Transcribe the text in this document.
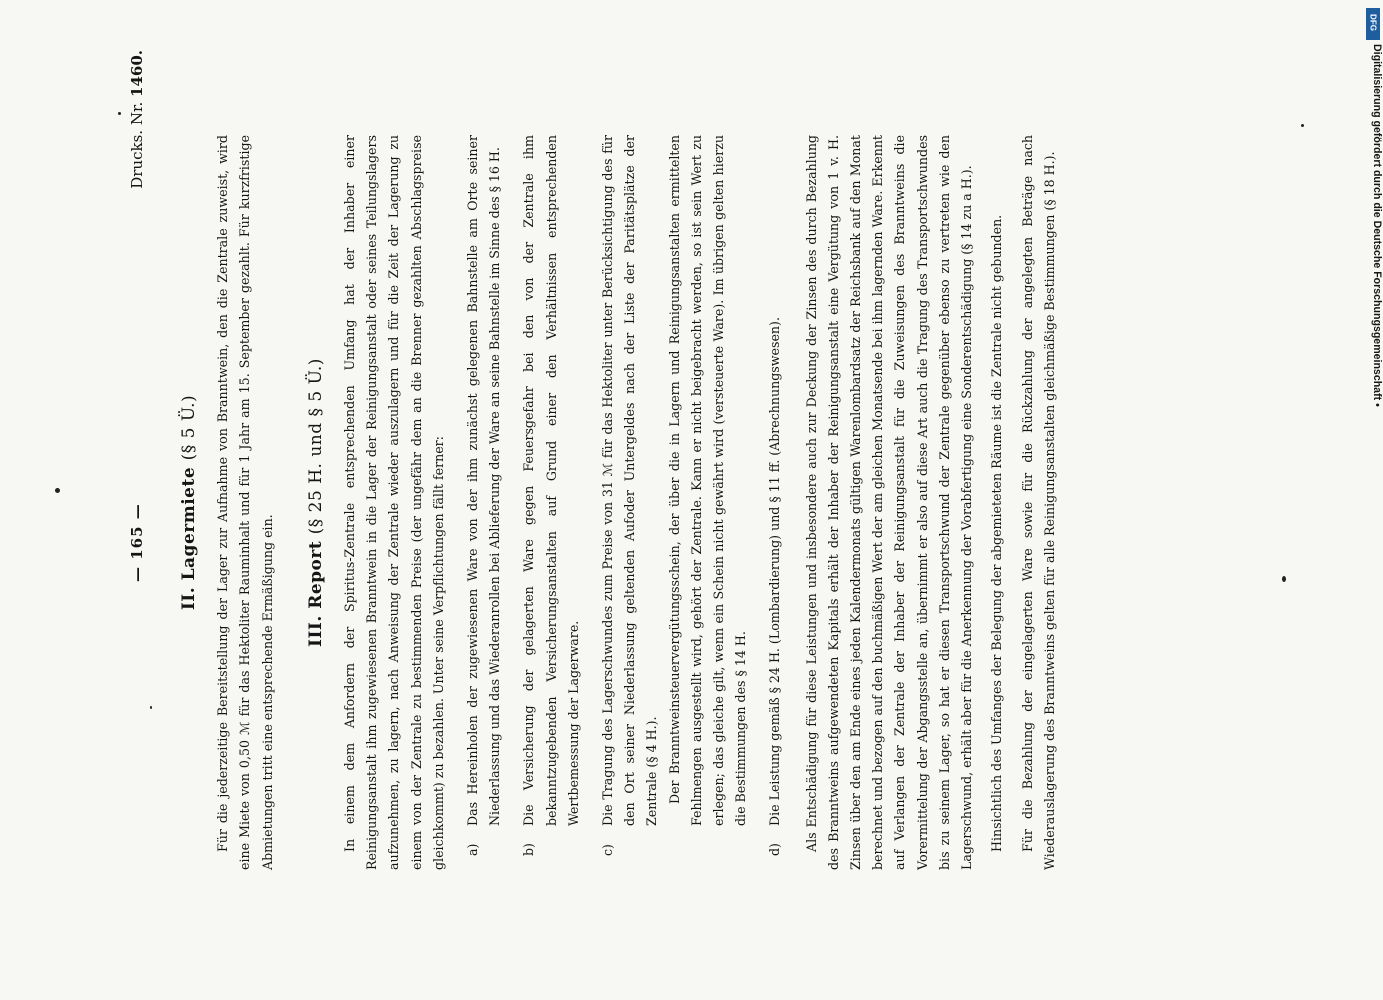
— 165 —
Drucks. Nr. 1460.
II. Lagermiete (§ 5 Ü.) Für die jederzeitige Bereitstellung der Lager zur Aufnahme von Branntwein, den die Zentrale zuweist, wird eine Miete von 0,50 ℳ für das Hektoliter Rauminhalt und für 1 Jahr am 15. September gezahlt. Für kurzfristige Abmietungen tritt eine entsprechende Ermäßigung ein. III. Report (§ 25 H. und § 5 Ü.) In einem dem Anfordern der Spiritus-Zentrale entsprechenden Umfang hat der Inhaber einer Reinigungsanstalt ihm zugewiesenen Branntwein in die Lager der Reinigungsanstalt oder seines Teilungslagers aufzunehmen, zu lagern, nach Anweisung der Zentrale wieder auszulagern und für die Zeit der Lagerung zu einem von der Zentrale zu bestimmenden Preise (der ungefähr dem an die Brenner gezahlten Abschlagspreise gleichkommt) zu bezahlen. Unter seine Verpflichtungen fällt ferner:	a)

Das Hereinholen der zugewiesenen Ware von der ihm zunächst gelegenen Bahnstelle am Orte seiner Niederlassung und das Wiederanrollen bei Ablieferung der Ware an seine Bahnstelle im Sinne des § 16 H.

b)

Die Versicherung der gelagerten Ware gegen Feuersgefahr bei den von der Zentrale ihm bekanntzugebenden Versicherungsanstalten auf Grund einer den Verhältnissen entsprechenden Wertbemessung der Lagerware.

c)

Die Tragung des Lagerschwundes zum Preise von 31 ℳ für das Hektoliter unter Berücksichtigung des für den Ort seiner Niederlassung geltenden Aufoder Untergeldes nach der Liste der Paritätsplätze der Zentrale (§ 4 H.). Der Branntweinsteuervergütungsschein, der über die in Lagern und Reinigungsanstalten ermittelten Fehlmengen ausgestellt wird, gehört der Zentrale. Kann er nicht beigebracht werden, so ist sein Wert zu erlegen; das gleiche gilt, wenn ein Schein nicht gewährt wird (versteuerte Ware). Im übrigen gelten hierzu die Bestimmungen des § 14 H.

d)

Die Leistung gemäß § 24 H. (Lombardierung) und § 11 ff. (Abrechnungswesen).	Als Entschädigung für diese Leistungen und insbesondere auch zur Deckung der Zinsen des durch Bezahlung des Branntweins aufgewendeten Kapitals erhält der Inhaber der Reinigungsanstalt eine Vergütung von 1 v. H. Zinsen über den am Ende eines jeden Kalendermonats gültigen Warenlombardsatz der Reichsbank auf den Monat berechnet und bezogen auf den buchmäßigen Wert der am gleichen Monatsende bei ihm lagernden Ware. Erkennt auf Verlangen der Zentrale der Inhaber der Reinigungsanstalt für die Zuweisungen des Branntweins die Vorermittelung der Abgangsstelle an, übernimmt er also auf diese Art auch die Tragung des Transportschwundes bis zu seinem Lager, so hat er diesen Transportschwund der Zentrale gegenüber ebenso zu vertreten wie den Lagerschwund, erhält aber für die Anerkennung der Vorabfertigung eine Sonderentschädigung (§ 14 zu a H.).	Hinsichtlich des Umfanges der Belegung der abgemieteten Räume ist die Zentrale nicht gebunden.	Für die Bezahlung der eingelagerten Ware sowie für die Rückzahlung der angelegten Beträge nach Wiederauslagerung des Branntweins gelten für alle Reinigungsanstalten gleichmäßige Bestimmungen (§ 18 H.).

DFG
Digitalisierung gefördert durch die Deutsche Forschungsgemeinschaft •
◆ ◆ ◆ ◆ ◆ ◆ ◆
- **Challenge**
Reproduce the listing above exactly, excluding all pictures.

- **Output below**
Transcribe the text in this document.
— 165 —
Drucks. Nr. 1460.
II. Lagermiete (§ 5 Ü.) Für die jederzeitige Bereitstellung der Lager zur Aufnahme von Branntwein, den die Zentrale zuweist, wird eine Miete von 0,50 ℳ für das Hektoliter Rauminhalt und für 1 Jahr am 15. September gezahlt. Für kurzfristige Abmietungen tritt eine entsprechende Ermäßigung ein. III. Report (§ 25 H. und § 5 Ü.) In einem dem Anfordern der Spiritus-Zentrale entsprechenden Umfang hat der Inhaber einer Reinigungsanstalt ihm zugewiesenen Branntwein in die Lager der Reinigungsanstalt oder seines Teilungslagers aufzunehmen, zu lagern, nach Anweisung der Zentrale wieder auszulagern und für die Zeit der Lagerung zu einem von der Zentrale zu bestimmenden Preise (der ungefähr dem an die Brenner gezahlten Abschlagspreise gleichkommt) zu bezahlen. Unter seine Verpflichtungen fällt ferner:	a)

Das Hereinholen der zugewiesenen Ware von der ihm zunächst gelegenen Bahnstelle am Orte seiner Niederlassung und das Wiederanrollen bei Ablieferung der Ware an seine Bahnstelle im Sinne des § 16 H.

b)

Die Versicherung der gelagerten Ware gegen Feuersgefahr bei den von der Zentrale ihm bekanntzugebenden Versicherungsanstalten auf Grund einer den Verhältnissen entsprechenden Wertbemessung der Lagerware.

c)

Die Tragung des Lagerschwundes zum Preise von 31 ℳ für das Hektoliter unter Berücksichtigung des für den Ort seiner Niederlassung geltenden Aufoder Untergeldes nach der Liste der Paritätsplätze der Zentrale (§ 4 H.). Der Branntweinsteuervergütungsschein, der über die in Lagern und Reinigungsanstalten ermittelten Fehlmengen ausgestellt wird, gehört der Zentrale. Kann er nicht beigebracht werden, so ist sein Wert zu erlegen; das gleiche gilt, wenn ein Schein nicht gewährt wird (versteuerte Ware). Im übrigen gelten hierzu die Bestimmungen des § 14 H.

d)

Die Leistung gemäß § 24 H. (Lombardierung) und § 11 ff. (Abrechnungswesen).	Als Entschädigung für diese Leistungen und insbesondere auch zur Deckung der Zinsen des durch Bezahlung des Branntweins aufgewendeten Kapitals erhält der Inhaber der Reinigungsanstalt eine Vergütung von 1 v. H. Zinsen über den am Ende eines jeden Kalendermonats gültigen Warenlombardsatz der Reichsbank auf den Monat berechnet und bezogen auf den buchmäßigen Wert der am gleichen Monatsende bei ihm lagernden Ware. Erkennt auf Verlangen der Zentrale der Inhaber der Reinigungsanstalt für die Zuweisungen des Branntweins die Vorermittelung der Abgangsstelle an, übernimmt er also auf diese Art auch die Tragung des Transportschwundes bis zu seinem Lager, so hat er diesen Transportschwund der Zentrale gegenüber ebenso zu vertreten wie den Lagerschwund, erhält aber für die Anerkennung der Vorabfertigung eine Sonderentschädigung (§ 14 zu a H.).	Hinsichtlich des Umfanges der Belegung der abgemieteten Räume ist die Zentrale nicht gebunden.	Für die Bezahlung der eingelagerten Ware sowie für die Rückzahlung der angelegten Beträge nach Wiederauslagerung des Branntweins gelten für alle Reinigungsanstalten gleichmäßige Bestimmungen (§ 18 H.).

DFG
Digitalisierung gefördert durch die Deutsche Forschungsgemeinschaft •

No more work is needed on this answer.